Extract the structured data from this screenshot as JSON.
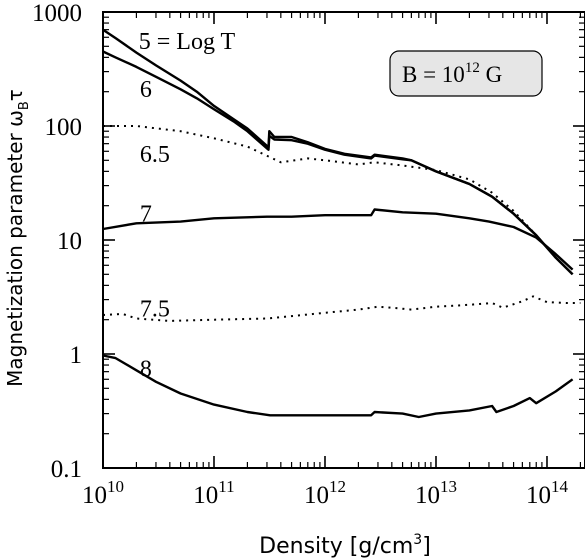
{
  "chart_data": {
    "type": "line",
    "title": "",
    "xlabel": "Density [g/cm³]",
    "xlabel_parts": [
      "Density [g/cm",
      "3",
      "]"
    ],
    "ylabel": "Magnetization parameter ω_Bτ",
    "ylabel_parts": [
      "Magnetization parameter ω",
      "B",
      "τ"
    ],
    "x_scale": "log",
    "y_scale": "log",
    "xlim": [
      10000000000.0,
      220000000000000.0
    ],
    "ylim": [
      0.1,
      1000
    ],
    "x_ticks": [
      {
        "value": 10000000000.0,
        "base": "10",
        "exp": "10"
      },
      {
        "value": 100000000000.0,
        "base": "10",
        "exp": "11"
      },
      {
        "value": 1000000000000.0,
        "base": "10",
        "exp": "12"
      },
      {
        "value": 10000000000000.0,
        "base": "10",
        "exp": "13"
      },
      {
        "value": 100000000000000.0,
        "base": "10",
        "exp": "14"
      }
    ],
    "y_ticks": [
      {
        "value": 0.1,
        "label": "0.1"
      },
      {
        "value": 1,
        "label": "1"
      },
      {
        "value": 10,
        "label": "10"
      },
      {
        "value": 100,
        "label": "100"
      },
      {
        "value": 1000,
        "label": "1000"
      }
    ],
    "annotation_box": {
      "base": "B = 10",
      "exp": "12",
      "suffix": " G"
    },
    "series": [
      {
        "label": "5 = Log T",
        "label_at": [
          21000000000.0,
          570
        ],
        "style": "solid",
        "points": [
          [
            10000000000.0,
            700
          ],
          [
            13000000000.0,
            590
          ],
          [
            20000000000.0,
            440
          ],
          [
            30000000000.0,
            340
          ],
          [
            50000000000.0,
            250
          ],
          [
            70000000000.0,
            200
          ],
          [
            100000000000.0,
            150
          ],
          [
            150000000000.0,
            115
          ],
          [
            200000000000.0,
            95
          ],
          [
            310000000000.0,
            65
          ],
          [
            315000000000.0,
            90
          ],
          [
            350000000000.0,
            80
          ],
          [
            500000000000.0,
            80
          ],
          [
            700000000000.0,
            72
          ],
          [
            1000000000000.0,
            63
          ],
          [
            1500000000000.0,
            57
          ],
          [
            2600000000000.0,
            53
          ],
          [
            2800000000000.0,
            56
          ],
          [
            5000000000000.0,
            52
          ],
          [
            6000000000000.0,
            50
          ],
          [
            10000000000000.0,
            40
          ],
          [
            20000000000000.0,
            31
          ],
          [
            32000000000000.0,
            24
          ],
          [
            50000000000000.0,
            17
          ],
          [
            80000000000000.0,
            11
          ],
          [
            120000000000000.0,
            7
          ],
          [
            170000000000000.0,
            5
          ]
        ]
      },
      {
        "label": "6",
        "label_at": [
          21500000000.0,
          215
        ],
        "style": "solid",
        "points": [
          [
            10000000000.0,
            450
          ],
          [
            13000000000.0,
            400
          ],
          [
            20000000000.0,
            330
          ],
          [
            30000000000.0,
            270
          ],
          [
            50000000000.0,
            210
          ],
          [
            70000000000.0,
            175
          ],
          [
            100000000000.0,
            140
          ],
          [
            150000000000.0,
            110
          ],
          [
            200000000000.0,
            90
          ],
          [
            310000000000.0,
            62
          ],
          [
            315000000000.0,
            82
          ],
          [
            350000000000.0,
            76
          ],
          [
            500000000000.0,
            75
          ],
          [
            700000000000.0,
            70
          ],
          [
            1000000000000.0,
            62
          ],
          [
            1500000000000.0,
            56
          ],
          [
            2600000000000.0,
            52
          ],
          [
            2800000000000.0,
            55
          ],
          [
            5000000000000.0,
            51
          ],
          [
            6000000000000.0,
            50
          ],
          [
            10000000000000.0,
            40
          ],
          [
            20000000000000.0,
            31
          ],
          [
            32000000000000.0,
            24
          ],
          [
            50000000000000.0,
            17
          ],
          [
            80000000000000.0,
            11
          ],
          [
            120000000000000.0,
            7
          ],
          [
            170000000000000.0,
            5
          ]
        ]
      },
      {
        "label": "6.5",
        "label_at": [
          21500000000.0,
          58
        ],
        "style": "dotted",
        "points": [
          [
            10000000000.0,
            100
          ],
          [
            20000000000.0,
            100
          ],
          [
            50000000000.0,
            90
          ],
          [
            100000000000.0,
            78
          ],
          [
            200000000000.0,
            66
          ],
          [
            310000000000.0,
            54
          ],
          [
            400000000000.0,
            48
          ],
          [
            700000000000.0,
            52
          ],
          [
            1000000000000.0,
            50
          ],
          [
            2000000000000.0,
            46
          ],
          [
            2800000000000.0,
            48
          ],
          [
            5000000000000.0,
            45
          ],
          [
            10000000000000.0,
            41
          ],
          [
            20000000000000.0,
            34
          ],
          [
            32000000000000.0,
            26
          ],
          [
            50000000000000.0,
            18
          ],
          [
            80000000000000.0,
            11
          ],
          [
            120000000000000.0,
            7
          ],
          [
            170000000000000.0,
            5
          ]
        ]
      },
      {
        "label": "7",
        "label_at": [
          21500000000.0,
          17.5
        ],
        "style": "solid",
        "points": [
          [
            10000000000.0,
            12.5
          ],
          [
            20000000000.0,
            14
          ],
          [
            50000000000.0,
            14.5
          ],
          [
            100000000000.0,
            15.5
          ],
          [
            300000000000.0,
            16
          ],
          [
            500000000000.0,
            16
          ],
          [
            1000000000000.0,
            16.5
          ],
          [
            2600000000000.0,
            16.5
          ],
          [
            2800000000000.0,
            18.5
          ],
          [
            5000000000000.0,
            17.5
          ],
          [
            10000000000000.0,
            17
          ],
          [
            20000000000000.0,
            15.5
          ],
          [
            30000000000000.0,
            14.5
          ],
          [
            50000000000000.0,
            13
          ],
          [
            80000000000000.0,
            10.5
          ],
          [
            120000000000000.0,
            7.5
          ],
          [
            170000000000000.0,
            5.5
          ]
        ]
      },
      {
        "label": "7.5",
        "label_at": [
          21500000000.0,
          2.55
        ],
        "style": "dotted",
        "points": [
          [
            10000000000.0,
            2.2
          ],
          [
            15000000000.0,
            2.25
          ],
          [
            20000000000.0,
            2.05
          ],
          [
            40000000000.0,
            1.95
          ],
          [
            100000000000.0,
            2.0
          ],
          [
            300000000000.0,
            2.05
          ],
          [
            500000000000.0,
            2.15
          ],
          [
            1000000000000.0,
            2.3
          ],
          [
            2000000000000.0,
            2.45
          ],
          [
            3000000000000.0,
            2.6
          ],
          [
            4000000000000.0,
            2.55
          ],
          [
            6000000000000.0,
            2.45
          ],
          [
            10000000000000.0,
            2.6
          ],
          [
            20000000000000.0,
            2.7
          ],
          [
            32000000000000.0,
            2.8
          ],
          [
            40000000000000.0,
            2.55
          ],
          [
            60000000000000.0,
            2.9
          ],
          [
            75000000000000.0,
            3.2
          ],
          [
            100000000000000.0,
            2.85
          ],
          [
            150000000000000.0,
            2.8
          ],
          [
            200000000000000.0,
            2.8
          ]
        ]
      },
      {
        "label": "8",
        "label_at": [
          21500000000.0,
          0.76
        ],
        "style": "solid",
        "points": [
          [
            10000000000.0,
            0.97
          ],
          [
            13000000000.0,
            0.92
          ],
          [
            20000000000.0,
            0.72
          ],
          [
            30000000000.0,
            0.57
          ],
          [
            50000000000.0,
            0.45
          ],
          [
            100000000000.0,
            0.36
          ],
          [
            200000000000.0,
            0.31
          ],
          [
            320000000000.0,
            0.29
          ],
          [
            1000000000000.0,
            0.29
          ],
          [
            2600000000000.0,
            0.29
          ],
          [
            2800000000000.0,
            0.31
          ],
          [
            5000000000000.0,
            0.3
          ],
          [
            7000000000000.0,
            0.28
          ],
          [
            10000000000000.0,
            0.3
          ],
          [
            20000000000000.0,
            0.32
          ],
          [
            32000000000000.0,
            0.35
          ],
          [
            35000000000000.0,
            0.31
          ],
          [
            50000000000000.0,
            0.35
          ],
          [
            70000000000000.0,
            0.41
          ],
          [
            80000000000000.0,
            0.37
          ],
          [
            120000000000000.0,
            0.47
          ],
          [
            170000000000000.0,
            0.6
          ]
        ]
      }
    ]
  }
}
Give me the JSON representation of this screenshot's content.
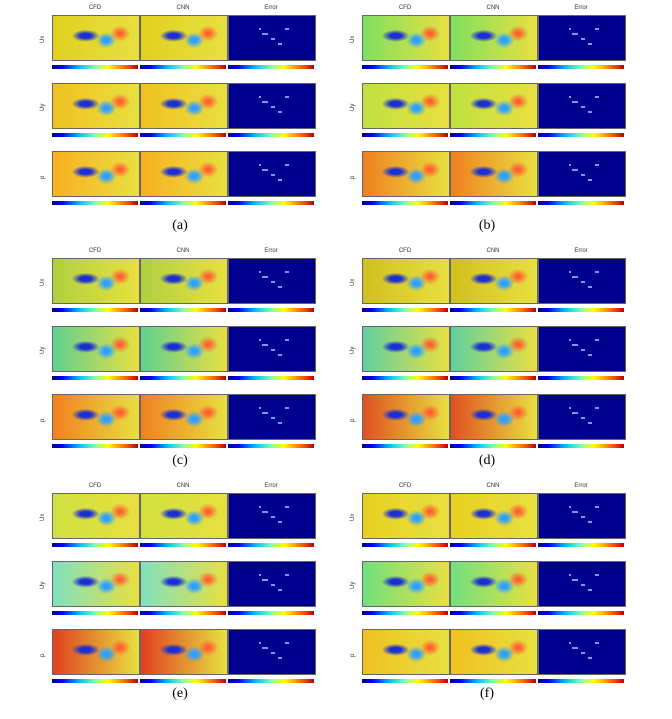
{
  "columns": [
    "CFD",
    "CNN",
    "Error"
  ],
  "rows": [
    "Ux",
    "Uy",
    "p"
  ],
  "captions": [
    "(a)",
    "(b)",
    "(c)",
    "(d)",
    "(e)",
    "(f)"
  ],
  "panels": [
    {
      "id": "a",
      "gradient": [
        "#e0d020",
        "#f0c020",
        "#f8b020"
      ]
    },
    {
      "id": "b",
      "gradient": [
        "#80e060",
        "#c0e040",
        "#f08020"
      ]
    },
    {
      "id": "c",
      "gradient": [
        "#b0d040",
        "#60d090",
        "#f08020"
      ]
    },
    {
      "id": "d",
      "gradient": [
        "#d0c020",
        "#60d0a0",
        "#e05020"
      ]
    },
    {
      "id": "e",
      "gradient": [
        "#d0e040",
        "#80e0c0",
        "#e04020"
      ]
    },
    {
      "id": "f",
      "gradient": [
        "#e8d020",
        "#70e080",
        "#f0c020"
      ]
    }
  ],
  "colors": {
    "error_bg": "#00008f",
    "obstacle": "#1b2fd0"
  }
}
──────────────────────────────
Search the entries for the string "JSON" and collect each line that has it.

→ THE RESULT
Extract the structured data from this screenshot as JSON.
Give me the JSON representation of this screenshot's content.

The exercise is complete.